● Task requirements: Pull out every line below that contains the word "grid".
* begin *
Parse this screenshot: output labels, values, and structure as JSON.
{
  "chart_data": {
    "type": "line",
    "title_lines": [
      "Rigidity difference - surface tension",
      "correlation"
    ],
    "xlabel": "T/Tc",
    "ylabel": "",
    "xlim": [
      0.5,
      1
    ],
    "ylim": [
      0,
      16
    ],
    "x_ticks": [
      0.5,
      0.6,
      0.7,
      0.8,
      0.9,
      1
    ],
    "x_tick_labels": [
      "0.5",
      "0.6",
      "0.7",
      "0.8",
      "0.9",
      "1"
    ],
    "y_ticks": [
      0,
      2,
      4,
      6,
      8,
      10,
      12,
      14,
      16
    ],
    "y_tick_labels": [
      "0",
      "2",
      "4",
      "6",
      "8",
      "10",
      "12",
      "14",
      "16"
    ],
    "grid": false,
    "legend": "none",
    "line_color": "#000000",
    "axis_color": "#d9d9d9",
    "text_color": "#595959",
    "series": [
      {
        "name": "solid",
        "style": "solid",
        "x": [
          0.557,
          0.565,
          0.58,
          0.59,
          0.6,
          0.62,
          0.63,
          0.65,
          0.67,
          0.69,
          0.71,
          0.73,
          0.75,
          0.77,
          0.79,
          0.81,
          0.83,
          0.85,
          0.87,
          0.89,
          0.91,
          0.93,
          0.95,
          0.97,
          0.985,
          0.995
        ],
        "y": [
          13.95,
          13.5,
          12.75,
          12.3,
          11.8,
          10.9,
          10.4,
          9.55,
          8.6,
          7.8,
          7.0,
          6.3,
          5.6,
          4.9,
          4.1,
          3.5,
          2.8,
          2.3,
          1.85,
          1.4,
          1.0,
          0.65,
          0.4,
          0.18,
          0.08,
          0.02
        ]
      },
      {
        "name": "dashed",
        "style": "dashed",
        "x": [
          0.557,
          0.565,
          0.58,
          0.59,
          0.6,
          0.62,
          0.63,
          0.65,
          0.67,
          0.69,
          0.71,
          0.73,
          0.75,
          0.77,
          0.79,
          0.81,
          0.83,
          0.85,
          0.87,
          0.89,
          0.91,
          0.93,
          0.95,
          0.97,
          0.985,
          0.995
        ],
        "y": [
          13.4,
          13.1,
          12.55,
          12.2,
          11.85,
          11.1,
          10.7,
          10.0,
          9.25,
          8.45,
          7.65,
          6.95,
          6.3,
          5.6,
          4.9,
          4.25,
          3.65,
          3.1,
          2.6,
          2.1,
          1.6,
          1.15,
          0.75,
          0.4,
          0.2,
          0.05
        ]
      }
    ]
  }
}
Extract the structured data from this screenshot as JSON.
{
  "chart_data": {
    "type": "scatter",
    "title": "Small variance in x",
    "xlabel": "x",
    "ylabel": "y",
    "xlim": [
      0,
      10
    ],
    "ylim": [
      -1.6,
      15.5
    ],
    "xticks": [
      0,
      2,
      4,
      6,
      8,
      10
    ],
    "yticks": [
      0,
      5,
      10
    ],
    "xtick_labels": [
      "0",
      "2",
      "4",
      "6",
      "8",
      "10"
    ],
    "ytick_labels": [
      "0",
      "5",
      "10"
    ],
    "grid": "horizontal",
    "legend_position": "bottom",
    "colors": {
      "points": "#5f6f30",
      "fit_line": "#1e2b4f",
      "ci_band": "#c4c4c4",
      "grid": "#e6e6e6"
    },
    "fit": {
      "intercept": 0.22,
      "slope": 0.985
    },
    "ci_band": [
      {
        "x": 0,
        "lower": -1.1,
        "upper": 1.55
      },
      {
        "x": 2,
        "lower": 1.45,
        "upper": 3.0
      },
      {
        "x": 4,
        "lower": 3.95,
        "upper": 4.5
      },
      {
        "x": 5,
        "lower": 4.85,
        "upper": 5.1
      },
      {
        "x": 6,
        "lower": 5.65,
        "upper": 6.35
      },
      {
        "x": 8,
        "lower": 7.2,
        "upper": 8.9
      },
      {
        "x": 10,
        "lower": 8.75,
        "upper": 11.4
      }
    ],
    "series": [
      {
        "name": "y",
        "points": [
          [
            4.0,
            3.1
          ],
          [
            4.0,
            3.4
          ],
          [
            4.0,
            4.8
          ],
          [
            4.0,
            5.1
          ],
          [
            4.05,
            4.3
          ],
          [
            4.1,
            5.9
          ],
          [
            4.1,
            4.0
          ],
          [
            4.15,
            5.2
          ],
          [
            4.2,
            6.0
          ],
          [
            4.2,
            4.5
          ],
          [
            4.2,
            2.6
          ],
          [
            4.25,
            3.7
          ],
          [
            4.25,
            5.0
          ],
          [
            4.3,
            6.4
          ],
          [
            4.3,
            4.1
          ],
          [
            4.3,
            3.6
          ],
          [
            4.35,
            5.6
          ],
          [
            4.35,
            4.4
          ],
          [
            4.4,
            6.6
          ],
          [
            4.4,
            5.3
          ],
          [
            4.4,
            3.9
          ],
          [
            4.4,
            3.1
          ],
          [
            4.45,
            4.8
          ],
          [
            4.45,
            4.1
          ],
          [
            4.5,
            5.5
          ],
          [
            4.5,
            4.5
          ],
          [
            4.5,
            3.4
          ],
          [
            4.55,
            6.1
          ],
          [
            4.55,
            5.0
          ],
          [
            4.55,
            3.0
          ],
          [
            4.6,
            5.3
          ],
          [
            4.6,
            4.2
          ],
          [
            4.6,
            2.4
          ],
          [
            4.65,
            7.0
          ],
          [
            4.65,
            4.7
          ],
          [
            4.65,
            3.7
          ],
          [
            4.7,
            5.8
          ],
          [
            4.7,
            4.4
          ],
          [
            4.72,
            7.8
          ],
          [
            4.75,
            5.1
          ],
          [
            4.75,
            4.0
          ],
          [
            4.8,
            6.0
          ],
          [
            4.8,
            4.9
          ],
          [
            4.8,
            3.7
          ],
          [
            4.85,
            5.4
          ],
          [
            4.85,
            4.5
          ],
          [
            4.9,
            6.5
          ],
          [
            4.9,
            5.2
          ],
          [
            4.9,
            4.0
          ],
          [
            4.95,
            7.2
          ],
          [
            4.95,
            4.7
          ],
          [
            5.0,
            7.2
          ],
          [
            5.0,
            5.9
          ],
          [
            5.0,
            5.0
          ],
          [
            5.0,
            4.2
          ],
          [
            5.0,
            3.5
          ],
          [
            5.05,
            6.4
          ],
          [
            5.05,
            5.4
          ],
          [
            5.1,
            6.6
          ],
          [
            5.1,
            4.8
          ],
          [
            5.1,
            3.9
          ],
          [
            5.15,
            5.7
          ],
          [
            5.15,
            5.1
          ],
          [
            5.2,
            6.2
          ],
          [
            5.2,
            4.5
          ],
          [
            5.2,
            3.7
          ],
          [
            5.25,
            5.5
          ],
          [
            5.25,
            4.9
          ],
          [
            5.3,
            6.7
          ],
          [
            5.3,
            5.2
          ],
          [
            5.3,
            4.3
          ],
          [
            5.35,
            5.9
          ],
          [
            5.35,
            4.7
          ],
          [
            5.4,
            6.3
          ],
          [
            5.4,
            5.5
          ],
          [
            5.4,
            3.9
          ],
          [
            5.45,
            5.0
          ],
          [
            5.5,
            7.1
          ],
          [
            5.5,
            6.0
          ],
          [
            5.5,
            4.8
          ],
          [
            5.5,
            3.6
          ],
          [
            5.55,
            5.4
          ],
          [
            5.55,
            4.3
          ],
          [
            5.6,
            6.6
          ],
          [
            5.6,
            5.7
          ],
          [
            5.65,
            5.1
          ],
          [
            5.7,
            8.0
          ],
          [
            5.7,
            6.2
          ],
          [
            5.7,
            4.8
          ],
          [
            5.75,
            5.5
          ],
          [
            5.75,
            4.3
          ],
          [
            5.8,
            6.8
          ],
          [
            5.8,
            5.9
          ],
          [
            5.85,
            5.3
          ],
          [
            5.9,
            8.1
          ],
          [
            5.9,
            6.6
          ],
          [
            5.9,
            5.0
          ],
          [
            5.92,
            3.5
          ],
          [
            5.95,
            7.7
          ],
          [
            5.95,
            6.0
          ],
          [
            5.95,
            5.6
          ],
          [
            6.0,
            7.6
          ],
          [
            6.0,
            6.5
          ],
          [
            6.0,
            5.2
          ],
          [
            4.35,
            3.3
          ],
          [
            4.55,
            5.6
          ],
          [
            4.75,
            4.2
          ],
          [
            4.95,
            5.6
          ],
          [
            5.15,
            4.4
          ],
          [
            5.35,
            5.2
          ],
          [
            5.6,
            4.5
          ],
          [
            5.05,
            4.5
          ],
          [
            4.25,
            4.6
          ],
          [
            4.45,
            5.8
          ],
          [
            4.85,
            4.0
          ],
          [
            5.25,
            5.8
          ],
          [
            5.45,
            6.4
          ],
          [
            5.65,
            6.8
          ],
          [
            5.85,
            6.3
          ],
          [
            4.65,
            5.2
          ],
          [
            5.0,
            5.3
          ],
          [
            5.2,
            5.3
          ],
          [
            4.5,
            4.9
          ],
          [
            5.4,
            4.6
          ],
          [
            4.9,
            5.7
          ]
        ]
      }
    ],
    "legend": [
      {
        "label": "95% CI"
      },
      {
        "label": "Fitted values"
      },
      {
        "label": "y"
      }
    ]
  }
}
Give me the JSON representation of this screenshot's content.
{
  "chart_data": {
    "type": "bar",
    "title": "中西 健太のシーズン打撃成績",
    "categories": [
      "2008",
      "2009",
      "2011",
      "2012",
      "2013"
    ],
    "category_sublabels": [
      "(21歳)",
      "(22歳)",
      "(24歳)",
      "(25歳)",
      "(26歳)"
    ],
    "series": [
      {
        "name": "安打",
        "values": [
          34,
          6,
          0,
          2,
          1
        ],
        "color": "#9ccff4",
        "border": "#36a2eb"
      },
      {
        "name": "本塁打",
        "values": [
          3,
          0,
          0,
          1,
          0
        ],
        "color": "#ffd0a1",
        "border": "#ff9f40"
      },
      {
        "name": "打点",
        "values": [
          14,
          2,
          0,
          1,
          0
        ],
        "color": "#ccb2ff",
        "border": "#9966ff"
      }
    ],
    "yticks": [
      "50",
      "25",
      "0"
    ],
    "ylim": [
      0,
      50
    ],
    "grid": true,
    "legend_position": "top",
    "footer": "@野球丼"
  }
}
* end *
● Response to the exercise:
    "grid": false,
    "grid": "horizontal",
      "grid": "#e6e6e6"
    "grid": true,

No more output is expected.